Task description.
What follows is a listing; give it again exactly, in its entirety.

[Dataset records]
────────
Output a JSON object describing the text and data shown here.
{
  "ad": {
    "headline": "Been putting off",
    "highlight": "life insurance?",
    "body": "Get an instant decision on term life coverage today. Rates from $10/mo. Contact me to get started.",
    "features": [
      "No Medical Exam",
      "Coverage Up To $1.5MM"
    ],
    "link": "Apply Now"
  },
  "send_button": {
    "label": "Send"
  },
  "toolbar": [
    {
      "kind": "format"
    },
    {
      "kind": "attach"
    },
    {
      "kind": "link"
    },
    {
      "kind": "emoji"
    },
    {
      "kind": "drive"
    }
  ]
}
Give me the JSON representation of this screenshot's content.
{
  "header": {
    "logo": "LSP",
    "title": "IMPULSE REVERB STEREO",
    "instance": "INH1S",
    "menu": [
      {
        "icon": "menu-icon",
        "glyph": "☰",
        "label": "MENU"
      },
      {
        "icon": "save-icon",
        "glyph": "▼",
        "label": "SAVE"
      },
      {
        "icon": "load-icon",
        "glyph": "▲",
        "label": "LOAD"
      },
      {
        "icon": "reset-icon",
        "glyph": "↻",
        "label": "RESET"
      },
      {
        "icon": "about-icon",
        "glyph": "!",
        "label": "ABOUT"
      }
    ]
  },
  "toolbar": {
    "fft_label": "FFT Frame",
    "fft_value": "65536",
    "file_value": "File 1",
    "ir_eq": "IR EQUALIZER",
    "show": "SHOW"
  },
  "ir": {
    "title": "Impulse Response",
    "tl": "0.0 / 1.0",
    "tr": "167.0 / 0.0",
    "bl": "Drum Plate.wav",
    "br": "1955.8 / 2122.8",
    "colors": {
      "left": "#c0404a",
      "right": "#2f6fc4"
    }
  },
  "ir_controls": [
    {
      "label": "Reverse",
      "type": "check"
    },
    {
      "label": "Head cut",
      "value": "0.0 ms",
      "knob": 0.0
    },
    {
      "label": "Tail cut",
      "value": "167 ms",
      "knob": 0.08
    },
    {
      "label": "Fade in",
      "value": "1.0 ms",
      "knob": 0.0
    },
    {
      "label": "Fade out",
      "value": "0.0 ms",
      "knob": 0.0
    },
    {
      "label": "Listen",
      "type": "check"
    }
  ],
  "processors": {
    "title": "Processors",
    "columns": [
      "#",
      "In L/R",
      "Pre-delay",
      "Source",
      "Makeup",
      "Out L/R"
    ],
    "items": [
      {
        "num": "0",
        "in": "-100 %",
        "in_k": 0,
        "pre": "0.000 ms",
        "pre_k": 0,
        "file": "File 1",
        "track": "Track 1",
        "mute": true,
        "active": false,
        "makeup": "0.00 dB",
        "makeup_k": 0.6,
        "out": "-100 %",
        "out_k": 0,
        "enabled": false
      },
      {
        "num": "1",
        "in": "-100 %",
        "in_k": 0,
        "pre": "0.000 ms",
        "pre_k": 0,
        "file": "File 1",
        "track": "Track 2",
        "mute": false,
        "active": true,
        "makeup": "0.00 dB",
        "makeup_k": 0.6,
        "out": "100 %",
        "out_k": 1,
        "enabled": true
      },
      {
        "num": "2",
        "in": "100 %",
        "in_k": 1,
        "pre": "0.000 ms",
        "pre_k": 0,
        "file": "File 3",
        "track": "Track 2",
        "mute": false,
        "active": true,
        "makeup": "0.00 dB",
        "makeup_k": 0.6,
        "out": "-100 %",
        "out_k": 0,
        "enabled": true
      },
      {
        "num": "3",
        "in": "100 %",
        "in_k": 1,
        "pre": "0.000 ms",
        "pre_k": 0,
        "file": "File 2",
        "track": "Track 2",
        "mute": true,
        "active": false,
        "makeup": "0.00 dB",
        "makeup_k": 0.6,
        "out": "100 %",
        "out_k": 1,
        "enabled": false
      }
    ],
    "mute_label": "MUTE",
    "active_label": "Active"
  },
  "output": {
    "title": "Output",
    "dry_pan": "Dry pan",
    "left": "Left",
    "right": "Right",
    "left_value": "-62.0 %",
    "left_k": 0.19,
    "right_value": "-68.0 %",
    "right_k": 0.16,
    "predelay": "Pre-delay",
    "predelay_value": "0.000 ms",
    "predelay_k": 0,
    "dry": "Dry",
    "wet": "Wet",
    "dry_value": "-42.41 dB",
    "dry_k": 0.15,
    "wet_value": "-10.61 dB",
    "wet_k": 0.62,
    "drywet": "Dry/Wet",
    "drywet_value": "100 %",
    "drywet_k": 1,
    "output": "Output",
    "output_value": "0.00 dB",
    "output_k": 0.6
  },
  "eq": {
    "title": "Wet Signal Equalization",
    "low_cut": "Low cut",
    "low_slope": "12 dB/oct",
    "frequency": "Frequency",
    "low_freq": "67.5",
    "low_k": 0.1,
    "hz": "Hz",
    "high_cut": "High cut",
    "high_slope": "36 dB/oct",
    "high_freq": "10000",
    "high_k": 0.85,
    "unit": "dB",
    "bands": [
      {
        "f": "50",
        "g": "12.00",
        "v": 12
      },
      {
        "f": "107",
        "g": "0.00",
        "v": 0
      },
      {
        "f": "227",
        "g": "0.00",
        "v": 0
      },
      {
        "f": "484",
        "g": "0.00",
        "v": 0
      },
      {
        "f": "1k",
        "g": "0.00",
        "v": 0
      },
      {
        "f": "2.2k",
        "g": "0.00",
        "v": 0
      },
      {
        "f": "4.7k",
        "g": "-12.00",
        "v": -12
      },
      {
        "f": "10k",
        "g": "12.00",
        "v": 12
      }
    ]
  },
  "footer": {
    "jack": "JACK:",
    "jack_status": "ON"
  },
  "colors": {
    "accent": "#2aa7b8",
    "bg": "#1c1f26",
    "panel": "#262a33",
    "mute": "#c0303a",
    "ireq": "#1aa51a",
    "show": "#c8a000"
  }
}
────────
Response to this exercise.
Output a JSON object describing the text and data shown here.
{
  "ad": {
    "headline": "Been putting off",
    "highlight": "life insurance?",
    "body": "Get an instant decision on term life coverage today. Rates from $10/mo. Contact me to get started.",
    "features": [
      "No Medical Exam",
      "Coverage Up To $1.5MM"
    ],
    "link": "Apply Now"
  },
  "send_button": {
    "label": "Send"
  },
  "toolbar": [
    {
      "kind": "format"
    },
    {
      "kind": "attach"
    },
    {
      "kind": "link"
    },
    {
      "kind": "emoji"
    },
    {
      "kind": "drive"
    }
  ]
}
Give me the JSON representation of this screenshot's content.
{
  "header": {
    "logo": "LSP",
    "title": "IMPULSE REVERB STEREO",
    "instance": "INH1S",
    "menu": [
      {
        "icon": "menu-icon",
        "glyph": "☰",
        "label": "MENU"
      },
      {
        "icon": "save-icon",
        "glyph": "▼",
        "label": "SAVE"
      },
      {
        "icon": "load-icon",
        "glyph": "▲",
        "label": "LOAD"
      },
      {
        "icon": "reset-icon",
        "glyph": "↻",
        "label": "RESET"
      },
      {
        "icon": "about-icon",
        "glyph": "!",
        "label": "ABOUT"
      }
    ]
  },
  "toolbar": {
    "fft_label": "FFT Frame",
    "fft_value": "65536",
    "file_value": "File 1",
    "ir_eq": "IR EQUALIZER",
    "show": "SHOW"
  },
  "ir": {
    "title": "Impulse Response",
    "tl": "0.0 / 1.0",
    "tr": "167.0 / 0.0",
    "bl": "Drum Plate.wav",
    "br": "1955.8 / 2122.8",
    "colors": {
      "left": "#c0404a",
      "right": "#2f6fc4"
    }
  },
  "ir_controls": [
    {
      "label": "Reverse",
      "type": "check"
    },
    {
      "label": "Head cut",
      "value": "0.0 ms",
      "knob": 0.0
    },
    {
      "label": "Tail cut",
      "value": "167 ms",
      "knob": 0.08
    },
    {
      "label": "Fade in",
      "value": "1.0 ms",
      "knob": 0.0
    },
    {
      "label": "Fade out",
      "value": "0.0 ms",
      "knob": 0.0
    },
    {
      "label": "Listen",
      "type": "check"
    }
  ],
  "processors": {
    "title": "Processors",
    "columns": [
      "#",
      "In L/R",
      "Pre-delay",
      "Source",
      "Makeup",
      "Out L/R"
    ],
    "items": [
      {
        "num": "0",
        "in": "-100 %",
        "in_k": 0,
        "pre": "0.000 ms",
        "pre_k": 0,
        "file": "File 1",
        "track": "Track 1",
        "mute": true,
        "active": false,
        "makeup": "0.00 dB",
        "makeup_k": 0.6,
        "out": "-100 %",
        "out_k": 0,
        "enabled": false
      },
      {
        "num": "1",
        "in": "-100 %",
        "in_k": 0,
        "pre": "0.000 ms",
        "pre_k": 0,
        "file": "File 1",
        "track": "Track 2",
        "mute": false,
        "active": true,
        "makeup": "0.00 dB",
        "makeup_k": 0.6,
        "out": "100 %",
        "out_k": 1,
        "enabled": true
      },
      {
        "num": "2",
        "in": "100 %",
        "in_k": 1,
        "pre": "0.000 ms",
        "pre_k": 0,
        "file": "File 3",
        "track": "Track 2",
        "mute": false,
        "active": true,
        "makeup": "0.00 dB",
        "makeup_k": 0.6,
        "out": "-100 %",
        "out_k": 0,
        "enabled": true
      },
      {
        "num": "3",
        "in": "100 %",
        "in_k": 1,
        "pre": "0.000 ms",
        "pre_k": 0,
        "file": "File 2",
        "track": "Track 2",
        "mute": true,
        "active": false,
        "makeup": "0.00 dB",
        "makeup_k": 0.6,
        "out": "100 %",
        "out_k": 1,
        "enabled": false
      }
    ],
    "mute_label": "MUTE",
    "active_label": "Active"
  },
  "output": {
    "title": "Output",
    "dry_pan": "Dry pan",
    "left": "Left",
    "right": "Right",
    "left_value": "-62.0 %",
    "left_k": 0.19,
    "right_value": "-68.0 %",
    "right_k": 0.16,
    "predelay": "Pre-delay",
    "predelay_value": "0.000 ms",
    "predelay_k": 0,
    "dry": "Dry",
    "wet": "Wet",
    "dry_value": "-42.41 dB",
    "dry_k": 0.15,
    "wet_value": "-10.61 dB",
    "wet_k": 0.62,
    "drywet": "Dry/Wet",
    "drywet_value": "100 %",
    "drywet_k": 1,
    "output": "Output",
    "output_value": "0.00 dB",
    "output_k": 0.6
  },
  "eq": {
    "title": "Wet Signal Equalization",
    "low_cut": "Low cut",
    "low_slope": "12 dB/oct",
    "frequency": "Frequency",
    "low_freq": "67.5",
    "low_k": 0.1,
    "hz": "Hz",
    "high_cut": "High cut",
    "high_slope": "36 dB/oct",
    "high_freq": "10000",
    "high_k": 0.85,
    "unit": "dB",
    "bands": [
      {
        "f": "50",
        "g": "12.00",
        "v": 12
      },
      {
        "f": "107",
        "g": "0.00",
        "v": 0
      },
      {
        "f": "227",
        "g": "0.00",
        "v": 0
      },
      {
        "f": "484",
        "g": "0.00",
        "v": 0
      },
      {
        "f": "1k",
        "g": "0.00",
        "v": 0
      },
      {
        "f": "2.2k",
        "g": "0.00",
        "v": 0
      },
      {
        "f": "4.7k",
        "g": "-12.00",
        "v": -12
      },
      {
        "f": "10k",
        "g": "12.00",
        "v": 12
      }
    ]
  },
  "footer": {
    "jack": "JACK:",
    "jack_status": "ON"
  },
  "colors": {
    "accent": "#2aa7b8",
    "bg": "#1c1f26",
    "panel": "#262a33",
    "mute": "#c0303a",
    "ireq": "#1aa51a",
    "show": "#c8a000"
  }
}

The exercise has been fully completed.